**Stored records**
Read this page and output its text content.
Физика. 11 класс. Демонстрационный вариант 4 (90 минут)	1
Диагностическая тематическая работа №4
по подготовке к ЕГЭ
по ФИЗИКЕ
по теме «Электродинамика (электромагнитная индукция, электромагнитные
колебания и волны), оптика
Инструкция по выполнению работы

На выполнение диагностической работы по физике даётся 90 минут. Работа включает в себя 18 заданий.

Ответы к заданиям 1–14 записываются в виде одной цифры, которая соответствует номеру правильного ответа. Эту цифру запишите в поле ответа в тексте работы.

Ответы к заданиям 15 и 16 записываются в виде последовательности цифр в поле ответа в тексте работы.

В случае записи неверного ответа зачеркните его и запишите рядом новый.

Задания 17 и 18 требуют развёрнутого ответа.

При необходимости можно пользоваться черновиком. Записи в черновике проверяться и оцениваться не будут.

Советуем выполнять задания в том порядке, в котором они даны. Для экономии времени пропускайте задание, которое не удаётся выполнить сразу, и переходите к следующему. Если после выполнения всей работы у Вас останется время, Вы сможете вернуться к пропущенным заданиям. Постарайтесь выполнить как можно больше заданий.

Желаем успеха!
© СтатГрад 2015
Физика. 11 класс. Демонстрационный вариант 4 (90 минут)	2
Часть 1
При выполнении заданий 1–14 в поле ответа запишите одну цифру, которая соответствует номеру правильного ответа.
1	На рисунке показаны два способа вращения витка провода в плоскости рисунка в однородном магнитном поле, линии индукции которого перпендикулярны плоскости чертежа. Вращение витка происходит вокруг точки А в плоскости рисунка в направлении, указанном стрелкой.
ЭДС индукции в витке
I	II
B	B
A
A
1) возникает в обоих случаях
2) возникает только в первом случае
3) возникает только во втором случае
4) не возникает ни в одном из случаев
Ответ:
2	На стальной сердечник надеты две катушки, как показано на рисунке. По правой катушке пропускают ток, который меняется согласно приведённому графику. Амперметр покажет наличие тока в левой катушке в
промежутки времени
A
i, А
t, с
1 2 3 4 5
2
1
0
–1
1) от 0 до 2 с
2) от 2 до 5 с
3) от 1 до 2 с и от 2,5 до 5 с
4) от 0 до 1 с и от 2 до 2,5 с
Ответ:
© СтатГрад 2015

**Exercise objective**
Report how many lines in the data contain the word "класс", with no words besides the number.

**Solution**
2